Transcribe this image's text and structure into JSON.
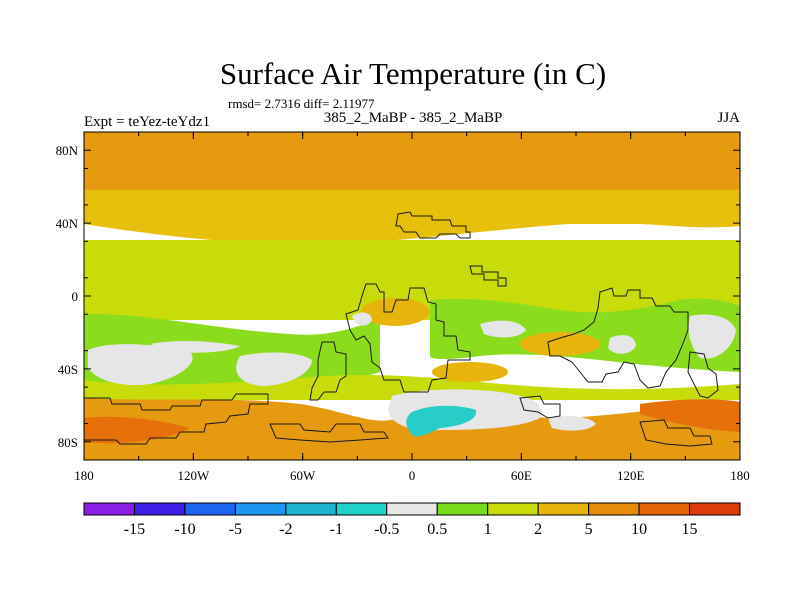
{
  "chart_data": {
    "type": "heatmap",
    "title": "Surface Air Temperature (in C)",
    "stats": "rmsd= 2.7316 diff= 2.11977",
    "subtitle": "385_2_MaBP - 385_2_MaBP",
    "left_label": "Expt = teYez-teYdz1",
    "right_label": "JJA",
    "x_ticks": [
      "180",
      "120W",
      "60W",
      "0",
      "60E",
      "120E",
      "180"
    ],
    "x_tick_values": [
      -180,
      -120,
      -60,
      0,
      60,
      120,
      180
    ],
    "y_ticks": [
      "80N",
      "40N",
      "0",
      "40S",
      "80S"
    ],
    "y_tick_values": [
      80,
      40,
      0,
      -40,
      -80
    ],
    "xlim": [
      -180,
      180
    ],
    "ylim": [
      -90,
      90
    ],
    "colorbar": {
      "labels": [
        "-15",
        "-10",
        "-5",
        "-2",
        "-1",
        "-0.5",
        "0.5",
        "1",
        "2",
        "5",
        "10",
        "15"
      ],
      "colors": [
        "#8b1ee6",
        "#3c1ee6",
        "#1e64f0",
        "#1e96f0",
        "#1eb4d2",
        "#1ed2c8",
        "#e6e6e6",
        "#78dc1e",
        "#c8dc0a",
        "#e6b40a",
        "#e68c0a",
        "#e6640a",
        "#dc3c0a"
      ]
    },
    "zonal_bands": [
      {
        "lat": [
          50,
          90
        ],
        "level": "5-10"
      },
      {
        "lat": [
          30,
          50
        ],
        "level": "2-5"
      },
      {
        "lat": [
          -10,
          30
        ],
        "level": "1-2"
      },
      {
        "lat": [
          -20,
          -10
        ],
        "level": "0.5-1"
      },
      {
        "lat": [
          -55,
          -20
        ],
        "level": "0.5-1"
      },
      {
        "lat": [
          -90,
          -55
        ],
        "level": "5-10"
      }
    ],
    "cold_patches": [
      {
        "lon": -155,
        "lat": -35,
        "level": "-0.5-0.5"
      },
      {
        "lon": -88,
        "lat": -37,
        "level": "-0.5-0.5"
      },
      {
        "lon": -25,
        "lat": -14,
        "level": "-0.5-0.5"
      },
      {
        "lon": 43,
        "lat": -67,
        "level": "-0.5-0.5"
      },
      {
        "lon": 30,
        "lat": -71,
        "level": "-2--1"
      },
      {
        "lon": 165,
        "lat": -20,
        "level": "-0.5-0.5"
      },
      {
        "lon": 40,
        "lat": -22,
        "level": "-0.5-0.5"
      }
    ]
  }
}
━━━━━━━━━━
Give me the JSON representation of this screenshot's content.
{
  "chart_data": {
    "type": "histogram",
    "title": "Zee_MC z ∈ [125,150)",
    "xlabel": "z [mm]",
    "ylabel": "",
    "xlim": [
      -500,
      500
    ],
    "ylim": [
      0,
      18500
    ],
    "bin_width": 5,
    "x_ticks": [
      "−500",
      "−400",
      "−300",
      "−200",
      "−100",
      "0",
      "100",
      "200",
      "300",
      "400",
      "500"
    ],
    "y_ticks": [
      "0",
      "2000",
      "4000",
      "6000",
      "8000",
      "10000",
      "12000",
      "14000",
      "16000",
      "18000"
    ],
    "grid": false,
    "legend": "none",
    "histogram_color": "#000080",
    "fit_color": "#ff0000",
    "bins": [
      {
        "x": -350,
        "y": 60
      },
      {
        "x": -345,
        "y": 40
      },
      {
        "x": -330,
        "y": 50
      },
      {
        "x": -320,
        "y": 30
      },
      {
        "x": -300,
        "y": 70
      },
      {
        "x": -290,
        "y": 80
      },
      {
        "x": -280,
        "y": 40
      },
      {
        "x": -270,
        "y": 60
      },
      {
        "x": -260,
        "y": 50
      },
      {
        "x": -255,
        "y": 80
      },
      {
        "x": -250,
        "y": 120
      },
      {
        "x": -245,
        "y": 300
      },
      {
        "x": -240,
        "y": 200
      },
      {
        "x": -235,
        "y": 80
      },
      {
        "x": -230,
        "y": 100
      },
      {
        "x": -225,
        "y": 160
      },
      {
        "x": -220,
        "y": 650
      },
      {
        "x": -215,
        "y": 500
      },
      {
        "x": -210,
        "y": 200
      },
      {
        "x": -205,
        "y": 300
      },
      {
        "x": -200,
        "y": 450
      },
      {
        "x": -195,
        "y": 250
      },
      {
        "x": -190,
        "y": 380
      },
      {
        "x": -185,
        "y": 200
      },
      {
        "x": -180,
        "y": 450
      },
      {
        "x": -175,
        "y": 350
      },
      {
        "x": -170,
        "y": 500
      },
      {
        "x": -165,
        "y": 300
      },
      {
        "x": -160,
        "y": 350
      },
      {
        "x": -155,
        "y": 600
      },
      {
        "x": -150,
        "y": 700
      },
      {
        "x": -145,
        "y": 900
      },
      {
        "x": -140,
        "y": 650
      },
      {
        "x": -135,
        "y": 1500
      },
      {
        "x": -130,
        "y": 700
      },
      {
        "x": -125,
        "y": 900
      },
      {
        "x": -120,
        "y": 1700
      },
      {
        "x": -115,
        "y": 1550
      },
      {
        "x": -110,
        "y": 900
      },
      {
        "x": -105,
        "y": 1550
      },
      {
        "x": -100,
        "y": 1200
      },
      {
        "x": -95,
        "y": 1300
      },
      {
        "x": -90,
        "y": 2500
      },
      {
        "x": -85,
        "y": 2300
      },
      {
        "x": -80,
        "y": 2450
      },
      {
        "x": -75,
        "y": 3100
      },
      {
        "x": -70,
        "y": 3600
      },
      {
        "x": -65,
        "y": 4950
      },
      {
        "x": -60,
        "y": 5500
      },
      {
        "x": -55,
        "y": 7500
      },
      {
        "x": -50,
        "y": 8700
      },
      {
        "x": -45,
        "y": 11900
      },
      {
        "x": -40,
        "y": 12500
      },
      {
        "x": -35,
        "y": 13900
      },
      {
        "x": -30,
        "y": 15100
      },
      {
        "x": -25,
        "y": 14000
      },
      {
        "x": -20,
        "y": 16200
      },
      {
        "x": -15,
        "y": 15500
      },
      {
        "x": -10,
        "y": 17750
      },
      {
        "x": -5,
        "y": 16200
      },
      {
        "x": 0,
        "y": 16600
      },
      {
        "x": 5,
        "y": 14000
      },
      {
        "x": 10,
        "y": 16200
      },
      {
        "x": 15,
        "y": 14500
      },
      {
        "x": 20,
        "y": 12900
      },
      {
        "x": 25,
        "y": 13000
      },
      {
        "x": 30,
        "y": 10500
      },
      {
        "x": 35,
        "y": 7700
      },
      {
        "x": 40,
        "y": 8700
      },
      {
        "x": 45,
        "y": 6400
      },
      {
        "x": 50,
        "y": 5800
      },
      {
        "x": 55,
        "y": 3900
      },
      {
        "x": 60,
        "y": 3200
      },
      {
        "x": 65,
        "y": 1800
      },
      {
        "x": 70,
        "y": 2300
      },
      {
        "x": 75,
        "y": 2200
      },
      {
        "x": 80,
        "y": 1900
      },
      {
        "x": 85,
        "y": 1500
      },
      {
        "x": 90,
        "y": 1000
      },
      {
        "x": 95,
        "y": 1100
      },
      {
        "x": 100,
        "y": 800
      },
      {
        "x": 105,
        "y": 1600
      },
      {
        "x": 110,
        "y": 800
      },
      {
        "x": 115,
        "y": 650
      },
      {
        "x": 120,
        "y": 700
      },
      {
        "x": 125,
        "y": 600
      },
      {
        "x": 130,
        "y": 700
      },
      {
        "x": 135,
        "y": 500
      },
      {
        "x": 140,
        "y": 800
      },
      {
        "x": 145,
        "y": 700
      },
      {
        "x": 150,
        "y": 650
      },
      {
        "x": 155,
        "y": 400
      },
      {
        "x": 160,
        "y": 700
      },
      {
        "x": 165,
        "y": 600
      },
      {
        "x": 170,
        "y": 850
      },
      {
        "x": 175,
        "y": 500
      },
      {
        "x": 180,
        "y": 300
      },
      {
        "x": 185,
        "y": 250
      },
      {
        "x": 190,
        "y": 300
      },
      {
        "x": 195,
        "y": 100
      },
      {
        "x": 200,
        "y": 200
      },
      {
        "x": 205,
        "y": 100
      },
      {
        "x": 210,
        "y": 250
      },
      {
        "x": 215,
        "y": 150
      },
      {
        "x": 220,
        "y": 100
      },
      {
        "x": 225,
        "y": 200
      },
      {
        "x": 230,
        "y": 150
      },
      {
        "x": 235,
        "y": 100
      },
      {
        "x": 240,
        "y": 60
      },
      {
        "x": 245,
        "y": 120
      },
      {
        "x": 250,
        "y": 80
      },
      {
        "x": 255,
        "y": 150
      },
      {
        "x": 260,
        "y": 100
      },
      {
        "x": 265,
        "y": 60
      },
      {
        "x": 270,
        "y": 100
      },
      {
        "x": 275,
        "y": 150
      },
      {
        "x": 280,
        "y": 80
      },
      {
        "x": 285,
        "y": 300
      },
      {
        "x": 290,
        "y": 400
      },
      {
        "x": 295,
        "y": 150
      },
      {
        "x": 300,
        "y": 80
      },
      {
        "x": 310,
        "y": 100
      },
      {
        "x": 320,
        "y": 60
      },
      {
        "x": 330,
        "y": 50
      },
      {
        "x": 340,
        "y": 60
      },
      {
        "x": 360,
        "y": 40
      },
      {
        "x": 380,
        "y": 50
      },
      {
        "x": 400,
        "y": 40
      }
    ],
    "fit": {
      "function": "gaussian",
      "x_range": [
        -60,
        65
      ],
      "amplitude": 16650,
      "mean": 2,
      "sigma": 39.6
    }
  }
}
━━━━━━━━━━
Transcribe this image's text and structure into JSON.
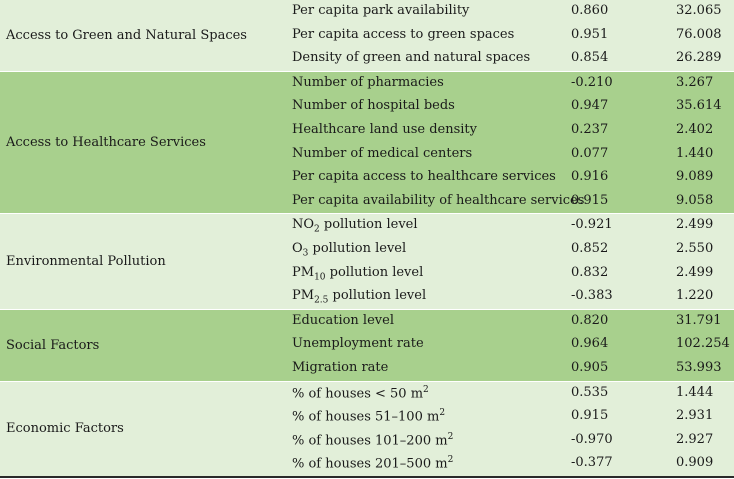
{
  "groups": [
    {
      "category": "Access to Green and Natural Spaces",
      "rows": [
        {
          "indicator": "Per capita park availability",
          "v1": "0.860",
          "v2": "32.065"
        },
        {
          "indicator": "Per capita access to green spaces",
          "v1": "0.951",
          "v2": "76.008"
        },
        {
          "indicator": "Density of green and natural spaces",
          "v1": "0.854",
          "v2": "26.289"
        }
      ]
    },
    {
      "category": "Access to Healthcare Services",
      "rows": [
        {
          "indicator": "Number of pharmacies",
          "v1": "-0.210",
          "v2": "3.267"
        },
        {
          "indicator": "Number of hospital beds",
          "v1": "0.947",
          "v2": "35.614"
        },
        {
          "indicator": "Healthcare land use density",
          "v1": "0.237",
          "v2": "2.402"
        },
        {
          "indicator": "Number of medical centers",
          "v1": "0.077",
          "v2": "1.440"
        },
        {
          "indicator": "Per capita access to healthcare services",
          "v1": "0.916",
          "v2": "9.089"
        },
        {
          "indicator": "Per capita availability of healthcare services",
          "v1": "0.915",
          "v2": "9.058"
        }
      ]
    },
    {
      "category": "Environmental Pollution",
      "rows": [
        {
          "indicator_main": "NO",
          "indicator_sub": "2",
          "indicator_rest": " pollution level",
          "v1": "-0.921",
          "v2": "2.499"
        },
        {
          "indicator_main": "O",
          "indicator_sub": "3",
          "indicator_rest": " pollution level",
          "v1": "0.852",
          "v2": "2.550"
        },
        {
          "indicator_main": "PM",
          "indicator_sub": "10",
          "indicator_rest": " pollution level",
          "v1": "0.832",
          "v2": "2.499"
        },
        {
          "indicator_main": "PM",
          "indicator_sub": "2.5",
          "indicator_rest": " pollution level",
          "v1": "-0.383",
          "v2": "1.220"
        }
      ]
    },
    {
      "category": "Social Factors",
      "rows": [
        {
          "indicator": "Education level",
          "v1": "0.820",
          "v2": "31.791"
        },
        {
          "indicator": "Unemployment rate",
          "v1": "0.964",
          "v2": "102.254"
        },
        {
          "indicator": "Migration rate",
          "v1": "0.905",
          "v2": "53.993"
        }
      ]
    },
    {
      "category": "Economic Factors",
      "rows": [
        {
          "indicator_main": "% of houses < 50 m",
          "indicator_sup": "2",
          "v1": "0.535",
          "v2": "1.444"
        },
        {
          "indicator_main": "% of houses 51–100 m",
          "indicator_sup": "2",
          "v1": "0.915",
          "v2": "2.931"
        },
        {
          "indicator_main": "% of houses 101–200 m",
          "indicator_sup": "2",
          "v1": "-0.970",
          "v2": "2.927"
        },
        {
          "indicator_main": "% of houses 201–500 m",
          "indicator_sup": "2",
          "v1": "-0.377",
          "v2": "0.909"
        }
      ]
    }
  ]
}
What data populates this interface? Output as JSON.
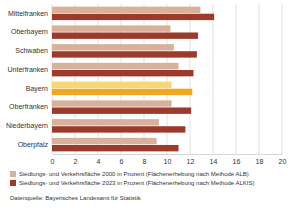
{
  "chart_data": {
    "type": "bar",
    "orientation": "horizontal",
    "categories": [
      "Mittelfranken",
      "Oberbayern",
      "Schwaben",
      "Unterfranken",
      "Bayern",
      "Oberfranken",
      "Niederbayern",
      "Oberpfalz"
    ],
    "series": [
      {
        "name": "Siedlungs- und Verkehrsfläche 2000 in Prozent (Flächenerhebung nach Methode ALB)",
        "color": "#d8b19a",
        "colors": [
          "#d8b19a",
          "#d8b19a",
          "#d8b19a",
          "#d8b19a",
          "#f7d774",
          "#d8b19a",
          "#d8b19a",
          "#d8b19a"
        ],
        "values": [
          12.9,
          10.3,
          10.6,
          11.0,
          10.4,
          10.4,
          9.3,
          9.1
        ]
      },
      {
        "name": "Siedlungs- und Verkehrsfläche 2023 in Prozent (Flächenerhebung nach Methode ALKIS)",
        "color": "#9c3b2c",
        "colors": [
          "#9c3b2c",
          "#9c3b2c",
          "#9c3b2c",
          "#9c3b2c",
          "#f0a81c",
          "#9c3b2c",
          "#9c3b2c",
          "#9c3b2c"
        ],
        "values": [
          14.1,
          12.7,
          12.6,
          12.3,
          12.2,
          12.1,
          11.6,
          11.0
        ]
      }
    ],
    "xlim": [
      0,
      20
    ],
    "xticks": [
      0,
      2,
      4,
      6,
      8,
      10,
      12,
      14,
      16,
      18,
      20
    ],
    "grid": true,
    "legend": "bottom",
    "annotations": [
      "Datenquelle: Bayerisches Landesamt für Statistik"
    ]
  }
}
━━━━━━━━━━
## Set exercise
From the material above, count the lines that include "nach" and give only the total.

## The output
2